■ Given problem: Go through the entries below and collect each line with the string "werd" in it.

■ Listed records:
__________
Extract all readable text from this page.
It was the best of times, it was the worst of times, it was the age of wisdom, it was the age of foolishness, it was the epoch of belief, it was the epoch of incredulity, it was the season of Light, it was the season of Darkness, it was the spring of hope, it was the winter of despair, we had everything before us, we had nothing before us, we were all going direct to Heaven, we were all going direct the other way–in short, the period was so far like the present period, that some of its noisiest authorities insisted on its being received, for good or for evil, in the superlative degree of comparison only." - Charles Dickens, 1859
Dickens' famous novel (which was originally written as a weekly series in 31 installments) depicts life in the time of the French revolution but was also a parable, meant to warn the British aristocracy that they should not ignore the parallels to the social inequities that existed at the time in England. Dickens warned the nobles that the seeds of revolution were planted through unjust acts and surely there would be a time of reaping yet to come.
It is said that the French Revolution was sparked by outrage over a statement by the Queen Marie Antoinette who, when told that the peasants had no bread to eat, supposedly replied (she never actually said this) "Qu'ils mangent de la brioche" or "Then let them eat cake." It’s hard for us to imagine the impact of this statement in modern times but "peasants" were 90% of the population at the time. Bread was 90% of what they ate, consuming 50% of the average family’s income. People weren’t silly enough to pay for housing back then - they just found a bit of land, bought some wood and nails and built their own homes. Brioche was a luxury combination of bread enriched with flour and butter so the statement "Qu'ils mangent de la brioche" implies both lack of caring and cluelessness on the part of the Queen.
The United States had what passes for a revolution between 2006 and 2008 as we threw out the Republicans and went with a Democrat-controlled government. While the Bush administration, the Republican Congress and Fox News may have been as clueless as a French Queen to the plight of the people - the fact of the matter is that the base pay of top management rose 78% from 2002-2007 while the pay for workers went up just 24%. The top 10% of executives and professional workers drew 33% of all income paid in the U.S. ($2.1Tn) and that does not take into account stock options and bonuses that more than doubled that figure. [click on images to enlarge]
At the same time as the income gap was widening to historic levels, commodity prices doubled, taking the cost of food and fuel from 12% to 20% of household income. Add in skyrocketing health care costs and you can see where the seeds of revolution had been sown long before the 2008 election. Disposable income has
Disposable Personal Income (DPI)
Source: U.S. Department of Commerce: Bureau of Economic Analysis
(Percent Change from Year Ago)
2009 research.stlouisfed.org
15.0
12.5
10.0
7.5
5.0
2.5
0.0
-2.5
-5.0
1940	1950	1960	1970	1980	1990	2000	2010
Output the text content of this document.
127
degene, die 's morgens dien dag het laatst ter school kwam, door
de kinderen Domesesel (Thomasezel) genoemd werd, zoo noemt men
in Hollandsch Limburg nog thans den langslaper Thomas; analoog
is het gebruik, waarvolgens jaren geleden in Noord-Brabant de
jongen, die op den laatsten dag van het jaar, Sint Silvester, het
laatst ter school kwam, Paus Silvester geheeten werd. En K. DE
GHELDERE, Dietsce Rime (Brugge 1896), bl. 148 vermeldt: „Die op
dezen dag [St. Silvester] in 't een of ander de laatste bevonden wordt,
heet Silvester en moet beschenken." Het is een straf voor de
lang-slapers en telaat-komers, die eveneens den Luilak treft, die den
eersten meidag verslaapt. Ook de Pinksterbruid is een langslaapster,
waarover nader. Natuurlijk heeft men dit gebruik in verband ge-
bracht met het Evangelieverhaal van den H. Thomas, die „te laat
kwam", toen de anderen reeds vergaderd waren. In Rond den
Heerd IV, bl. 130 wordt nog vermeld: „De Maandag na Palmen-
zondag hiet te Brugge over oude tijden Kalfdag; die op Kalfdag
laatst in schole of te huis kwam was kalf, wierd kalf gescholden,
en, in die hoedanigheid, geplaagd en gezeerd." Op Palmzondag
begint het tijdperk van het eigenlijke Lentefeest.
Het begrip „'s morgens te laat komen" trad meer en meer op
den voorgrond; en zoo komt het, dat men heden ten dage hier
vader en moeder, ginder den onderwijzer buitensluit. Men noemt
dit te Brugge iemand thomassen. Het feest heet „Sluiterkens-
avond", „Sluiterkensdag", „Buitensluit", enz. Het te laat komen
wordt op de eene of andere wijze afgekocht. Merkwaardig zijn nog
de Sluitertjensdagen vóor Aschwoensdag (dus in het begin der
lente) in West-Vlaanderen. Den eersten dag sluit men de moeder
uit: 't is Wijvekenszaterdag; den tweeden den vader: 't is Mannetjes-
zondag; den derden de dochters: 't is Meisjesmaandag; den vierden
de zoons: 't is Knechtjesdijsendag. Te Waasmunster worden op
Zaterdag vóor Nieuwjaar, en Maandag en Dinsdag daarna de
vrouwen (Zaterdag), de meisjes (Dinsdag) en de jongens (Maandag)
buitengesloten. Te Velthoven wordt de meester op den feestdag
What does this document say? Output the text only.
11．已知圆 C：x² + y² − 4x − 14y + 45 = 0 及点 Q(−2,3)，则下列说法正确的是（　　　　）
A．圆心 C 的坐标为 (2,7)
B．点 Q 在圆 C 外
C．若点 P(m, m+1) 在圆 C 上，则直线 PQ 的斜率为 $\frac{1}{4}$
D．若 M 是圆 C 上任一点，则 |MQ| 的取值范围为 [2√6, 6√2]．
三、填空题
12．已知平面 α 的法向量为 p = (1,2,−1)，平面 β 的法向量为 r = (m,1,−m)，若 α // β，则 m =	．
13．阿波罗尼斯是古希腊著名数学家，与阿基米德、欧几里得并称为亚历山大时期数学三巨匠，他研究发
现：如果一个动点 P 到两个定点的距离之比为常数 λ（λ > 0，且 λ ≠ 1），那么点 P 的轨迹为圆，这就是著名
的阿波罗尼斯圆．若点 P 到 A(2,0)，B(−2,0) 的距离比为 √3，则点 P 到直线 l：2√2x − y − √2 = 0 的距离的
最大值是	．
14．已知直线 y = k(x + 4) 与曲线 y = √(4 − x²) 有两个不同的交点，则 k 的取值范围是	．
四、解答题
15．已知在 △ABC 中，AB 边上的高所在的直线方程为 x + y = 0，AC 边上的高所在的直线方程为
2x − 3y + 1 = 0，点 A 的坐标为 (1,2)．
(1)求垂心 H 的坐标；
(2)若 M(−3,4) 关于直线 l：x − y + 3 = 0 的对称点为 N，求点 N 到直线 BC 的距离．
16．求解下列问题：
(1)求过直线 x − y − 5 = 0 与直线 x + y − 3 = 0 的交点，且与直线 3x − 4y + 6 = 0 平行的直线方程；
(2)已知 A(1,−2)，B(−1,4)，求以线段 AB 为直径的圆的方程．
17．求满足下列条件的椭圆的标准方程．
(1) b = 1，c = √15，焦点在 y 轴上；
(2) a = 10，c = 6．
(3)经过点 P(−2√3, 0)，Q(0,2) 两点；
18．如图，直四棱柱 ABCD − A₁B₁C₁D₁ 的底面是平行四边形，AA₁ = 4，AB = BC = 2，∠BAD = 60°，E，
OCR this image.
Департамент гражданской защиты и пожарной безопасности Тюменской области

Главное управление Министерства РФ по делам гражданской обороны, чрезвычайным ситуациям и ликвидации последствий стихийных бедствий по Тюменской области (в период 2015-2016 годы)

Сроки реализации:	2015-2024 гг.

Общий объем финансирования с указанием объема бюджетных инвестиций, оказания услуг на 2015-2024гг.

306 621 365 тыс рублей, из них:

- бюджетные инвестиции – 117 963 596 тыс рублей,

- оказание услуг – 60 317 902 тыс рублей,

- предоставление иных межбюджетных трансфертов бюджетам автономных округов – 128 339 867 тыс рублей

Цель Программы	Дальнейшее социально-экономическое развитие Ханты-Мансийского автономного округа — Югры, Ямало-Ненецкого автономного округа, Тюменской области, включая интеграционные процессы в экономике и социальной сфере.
__________
■ Result below:
de kinderen Domesesel (Thomasezel) genoemd werd, zoo noemt men
laatst ter school kwam, Paus Silvester geheeten werd. En K. DE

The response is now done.